## ENTRIES SUPPLIED
.....

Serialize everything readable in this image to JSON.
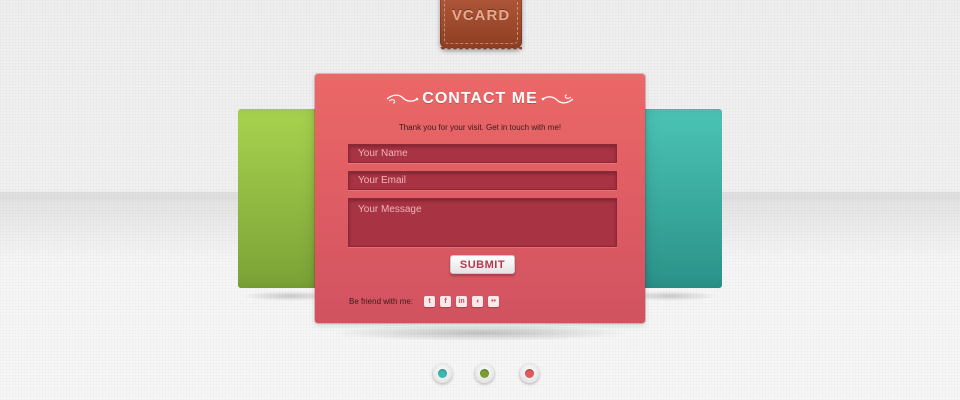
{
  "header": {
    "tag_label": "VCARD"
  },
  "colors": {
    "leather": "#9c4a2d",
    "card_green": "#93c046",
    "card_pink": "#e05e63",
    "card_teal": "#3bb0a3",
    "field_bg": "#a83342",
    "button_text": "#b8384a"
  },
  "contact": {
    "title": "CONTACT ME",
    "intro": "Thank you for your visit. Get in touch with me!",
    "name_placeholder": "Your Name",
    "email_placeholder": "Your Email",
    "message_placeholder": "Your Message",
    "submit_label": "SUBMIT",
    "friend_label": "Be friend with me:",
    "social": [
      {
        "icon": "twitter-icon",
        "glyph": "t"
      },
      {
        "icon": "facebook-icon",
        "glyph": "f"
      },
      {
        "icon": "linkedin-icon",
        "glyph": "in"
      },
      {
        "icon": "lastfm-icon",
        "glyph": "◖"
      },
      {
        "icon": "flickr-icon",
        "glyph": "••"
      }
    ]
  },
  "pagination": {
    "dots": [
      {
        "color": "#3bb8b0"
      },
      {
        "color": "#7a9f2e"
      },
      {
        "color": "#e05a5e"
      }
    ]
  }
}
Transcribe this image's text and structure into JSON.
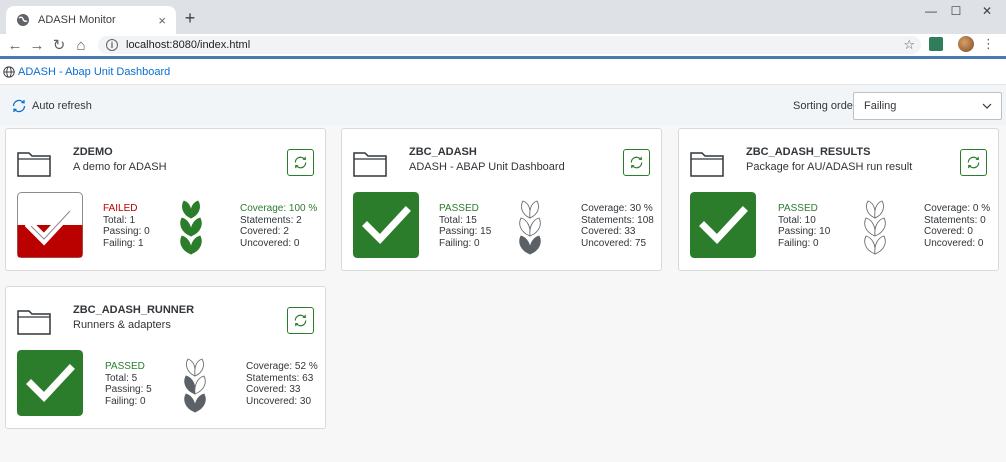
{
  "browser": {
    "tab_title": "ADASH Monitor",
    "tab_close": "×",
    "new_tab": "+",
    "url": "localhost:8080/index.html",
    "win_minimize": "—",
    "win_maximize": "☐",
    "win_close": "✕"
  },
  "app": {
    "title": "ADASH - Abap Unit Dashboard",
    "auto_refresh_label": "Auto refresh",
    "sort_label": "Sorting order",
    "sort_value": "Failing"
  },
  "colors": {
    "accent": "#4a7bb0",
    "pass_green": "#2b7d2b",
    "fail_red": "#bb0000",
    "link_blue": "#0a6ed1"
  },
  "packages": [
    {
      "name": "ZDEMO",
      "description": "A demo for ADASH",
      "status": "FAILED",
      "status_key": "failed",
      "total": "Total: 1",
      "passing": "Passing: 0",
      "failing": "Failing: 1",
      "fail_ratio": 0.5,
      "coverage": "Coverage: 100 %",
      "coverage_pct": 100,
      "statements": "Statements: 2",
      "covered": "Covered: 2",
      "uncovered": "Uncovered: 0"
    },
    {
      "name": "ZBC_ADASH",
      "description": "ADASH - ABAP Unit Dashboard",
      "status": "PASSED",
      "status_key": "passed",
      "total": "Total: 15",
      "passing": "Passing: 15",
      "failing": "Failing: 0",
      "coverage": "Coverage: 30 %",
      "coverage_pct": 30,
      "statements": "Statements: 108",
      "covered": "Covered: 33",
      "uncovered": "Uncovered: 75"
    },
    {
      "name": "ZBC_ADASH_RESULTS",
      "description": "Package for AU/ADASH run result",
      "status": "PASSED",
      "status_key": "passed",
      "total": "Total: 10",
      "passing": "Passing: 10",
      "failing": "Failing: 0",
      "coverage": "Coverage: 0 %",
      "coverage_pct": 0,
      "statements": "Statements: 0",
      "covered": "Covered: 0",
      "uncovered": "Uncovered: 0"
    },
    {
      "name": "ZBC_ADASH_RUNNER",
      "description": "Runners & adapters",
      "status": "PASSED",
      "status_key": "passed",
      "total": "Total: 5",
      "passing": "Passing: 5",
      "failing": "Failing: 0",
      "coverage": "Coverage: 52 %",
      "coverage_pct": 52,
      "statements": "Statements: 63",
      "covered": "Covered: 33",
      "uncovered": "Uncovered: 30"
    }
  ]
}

.....

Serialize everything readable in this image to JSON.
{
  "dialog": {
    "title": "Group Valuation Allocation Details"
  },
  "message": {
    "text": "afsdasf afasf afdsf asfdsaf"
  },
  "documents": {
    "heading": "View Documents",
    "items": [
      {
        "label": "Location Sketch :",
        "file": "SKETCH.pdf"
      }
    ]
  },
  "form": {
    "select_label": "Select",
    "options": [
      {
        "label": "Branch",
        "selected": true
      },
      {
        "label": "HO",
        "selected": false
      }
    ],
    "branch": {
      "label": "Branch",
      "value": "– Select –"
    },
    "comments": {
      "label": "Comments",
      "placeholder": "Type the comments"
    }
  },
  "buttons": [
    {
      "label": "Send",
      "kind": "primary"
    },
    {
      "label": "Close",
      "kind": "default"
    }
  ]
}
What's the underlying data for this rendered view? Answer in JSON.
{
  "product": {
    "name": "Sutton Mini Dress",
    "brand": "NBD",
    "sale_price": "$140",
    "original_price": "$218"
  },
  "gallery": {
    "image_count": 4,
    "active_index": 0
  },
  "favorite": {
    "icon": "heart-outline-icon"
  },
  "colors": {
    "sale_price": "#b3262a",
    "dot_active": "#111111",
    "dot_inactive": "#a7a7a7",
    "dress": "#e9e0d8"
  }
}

.....

## GIVEN TASK
Filter the entries down to the lines with the word "Unit" in them.

## OUTPUT FOR THIS TASK
    "title": "ADASH - Abap Unit Dashboard",
      "description": "ADASH - ABAP Unit Dashboard",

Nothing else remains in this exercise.